[Saved data entries]
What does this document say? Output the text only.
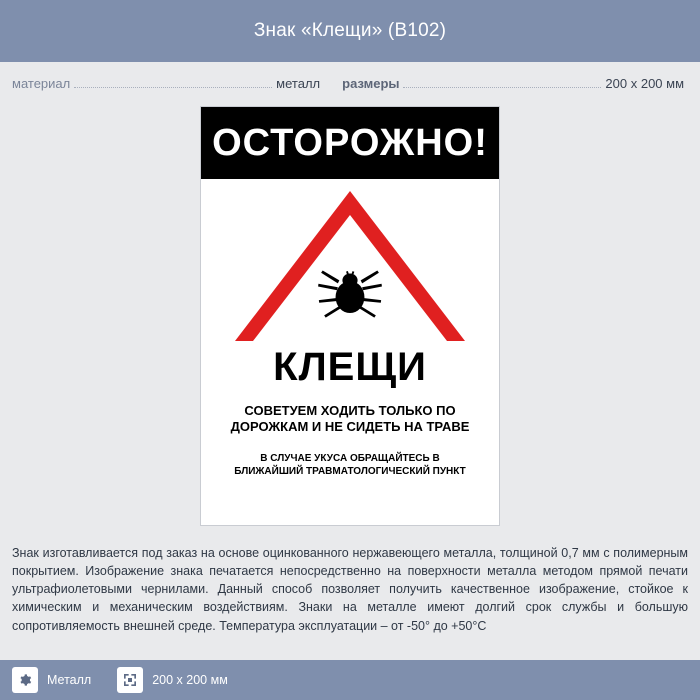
Знак «Клещи» (B102)
материал	металл размеры	200 x 200 мм
ОСТОРОЖНО!
КЛЕЩИ
СОВЕТУЕМ ХОДИТЬ ТОЛЬКО ПО
ДОРОЖКАМ И НЕ СИДЕТЬ НА ТРАВЕ
В СЛУЧАЕ УКУСА ОБРАЩАЙТЕСЬ В
БЛИЖАЙШИЙ ТРАВМАТОЛОГИЧЕСКИЙ ПУНКТ
Знак изготавливается под заказ на основе оцинкованного нержавеющего металла, толщиной 0,7 мм с полимерным покрытием. Изображение знака печатается непосредственно на поверхности металла методом прямой печати ультрафиолетовыми чернилами. Данный способ позволяет получить качественное изображение, стойкое к химическим и механическим воздействиям. Знаки на металле имеют долгий срок службы и большую сопротивляемость внешней среде. Температура эксплуатации – от -50° до +50°С
Металл	200 x 200 мм
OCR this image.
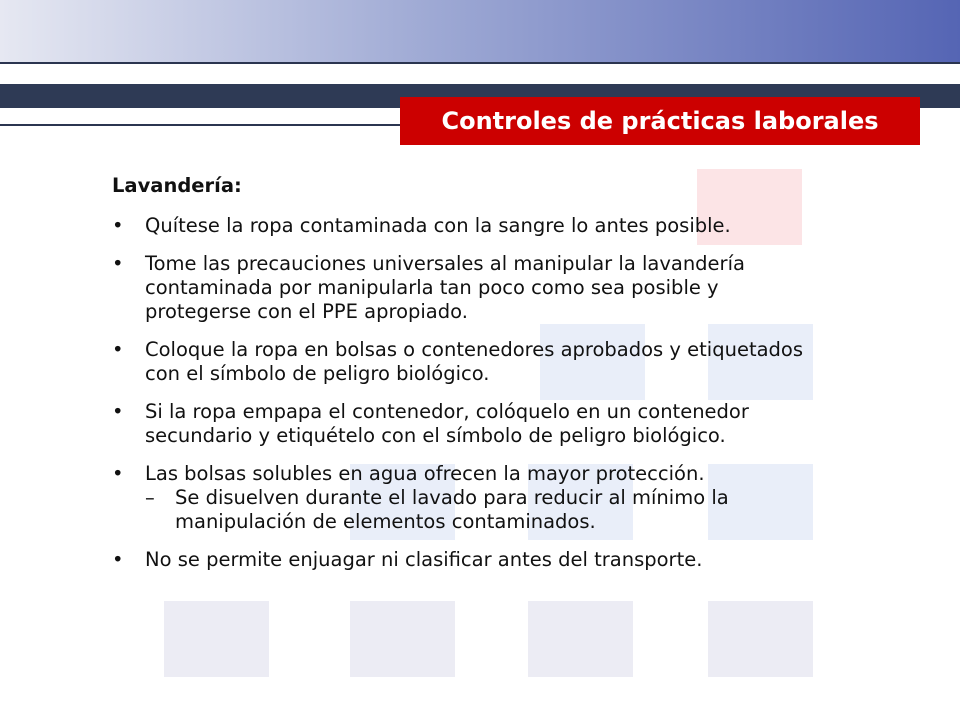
Controles de prácticas laborales
Lavandería:
• Quítese la ropa contaminada con la sangre lo antes posible.
• Tome las precauciones universales al manipular la lavandería contaminada por manipularla tan poco como sea posible y protegerse con el PPE apropiado.
• Coloque la ropa en bolsas o contenedores aprobados y etiquetados con el símbolo de peligro biológico.
• Si la ropa empapa el contenedor, colóquelo en un contenedor secundario y etiquételo con el símbolo de peligro biológico.
• Las bolsas solubles en agua ofrecen la mayor protección.
– Se disuelven durante el lavado para reducir al mínimo la manipulación de elementos contaminados.
• No se permite enjuagar ni clasificar antes del transporte.
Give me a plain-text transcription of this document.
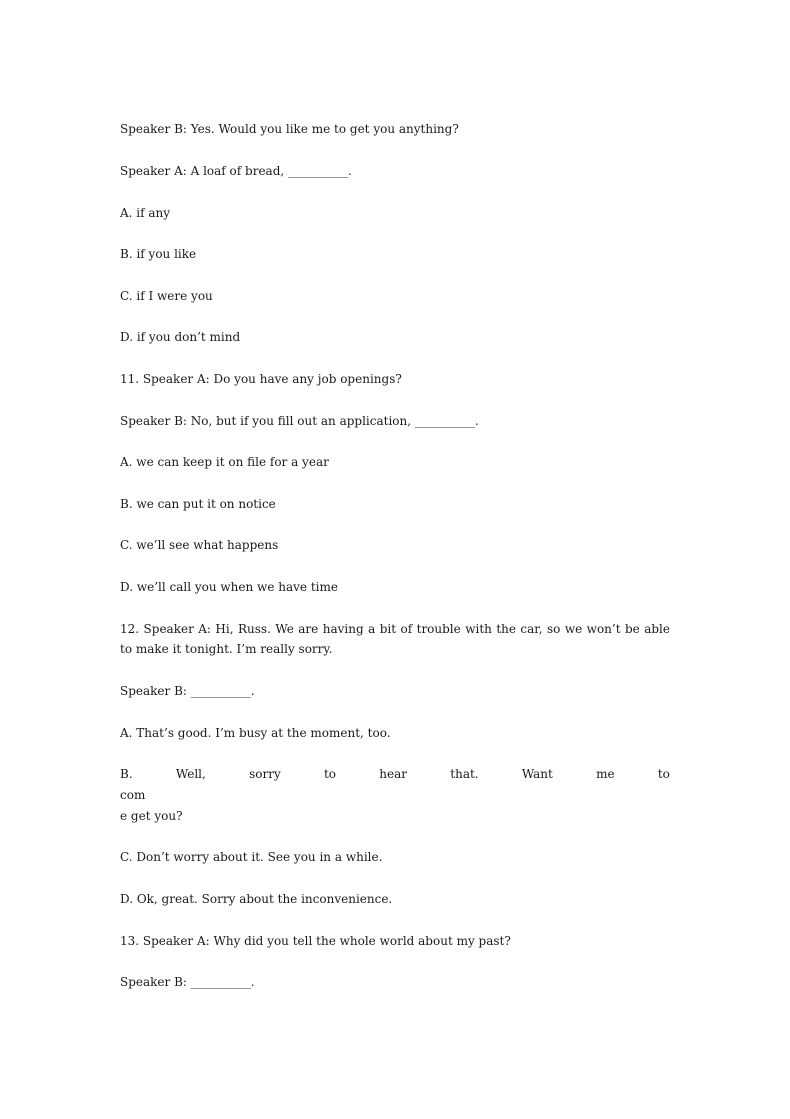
Speaker B: Yes. Would you like me to get you anything?
Speaker A: A loaf of bread, __________.
A. if any
B. if you like
C. if I were you
D. if you don’t mind
11. Speaker A: Do you have any job openings?
Speaker B: No, but if you fill out an application, __________.
A. we can keep it on file for a year
B. we can put it on notice
C. we’ll see what happens
D. we’ll call you when we have time
12. Speaker A: Hi, Russ. We are having a bit of trouble with the car, so we won’t be able to make it tonight. I’m really sorry.
Speaker B: __________.
A. That’s good. I’m busy at the moment, too.
B.	Well,	sorry	to	hear	that.	Want	me	to
com
e get you?
C. Don’t worry about it. See you in a while.
D. Ok, great. Sorry about the inconvenience.
13. Speaker A: Why did you tell the whole world about my past?
Speaker B: __________.
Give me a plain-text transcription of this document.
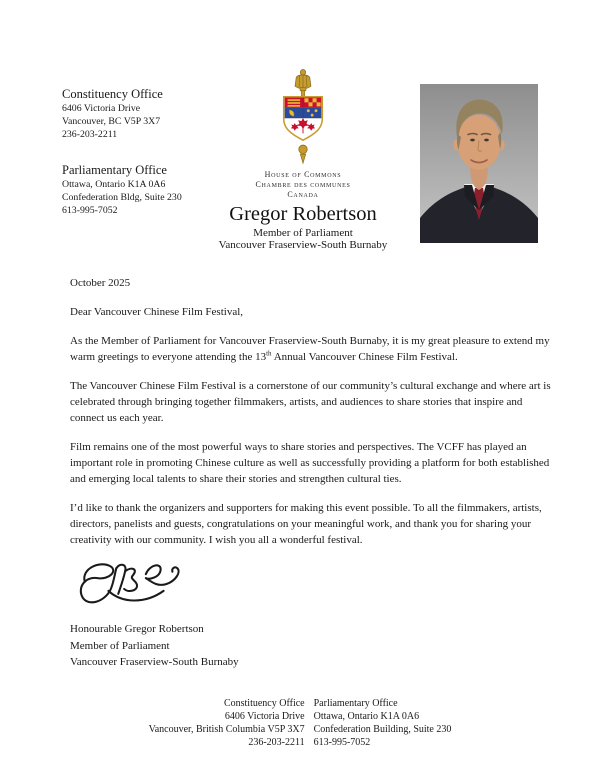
Constituency Office
6406 Victoria Drive
Vancouver, BC V5P 3X7
236-203-2211
Parliamentary Office
Ottawa, Ontario K1A 0A6
Confederation Bldg, Suite 230
613-995-7052
House of Commons
Chambre des communes
Canada
Gregor Robertson
Member of Parliament
Vancouver Fraserview-South Burnaby

October 2025

Dear Vancouver Chinese Film Festival,

As the Member of Parliament for Vancouver Fraserview-South Burnaby, it is my great pleasure to extend my warm greetings to everyone attending the 13th Annual Vancouver Chinese Film Festival.

The Vancouver Chinese Film Festival is a cornerstone of our community’s cultural exchange and where art is celebrated through bringing together filmmakers, artists, and audiences to share stories that inspire and connect us each year.

Film remains one of the most powerful ways to share stories and perspectives. The VCFF has played an important role in promoting Chinese culture as well as successfully providing a platform for both established and emerging local talents to share their stories and strengthen cultural ties.

I’d like to thank the organizers and supporters for making this event possible. To all the filmmakers, artists, directors, panelists and guests, congratulations on your meaningful work, and thank you for sharing your creativity with our community. I wish you all a wonderful festival.

Honourable Gregor Robertson
Member of Parliament
Vancouver Fraserview-South Burnaby
Constituency Office
6406 Victoria Drive
Vancouver, British Columbia V5P 3X7
236-203-2211
Parliamentary Office
Ottawa, Ontario K1A 0A6
Confederation Building, Suite 230
613-995-7052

Given task —
Select and copy every line of the listing with the word "peligro".

Correct response —
• Coloque la ropa en bolsas o contenedores aprobados y etiquetados con el símbolo de peligro biológico.
• Si la ropa empapa el contenedor, colóquelo en un contenedor secundario y etiquételo con el símbolo de peligro biológico.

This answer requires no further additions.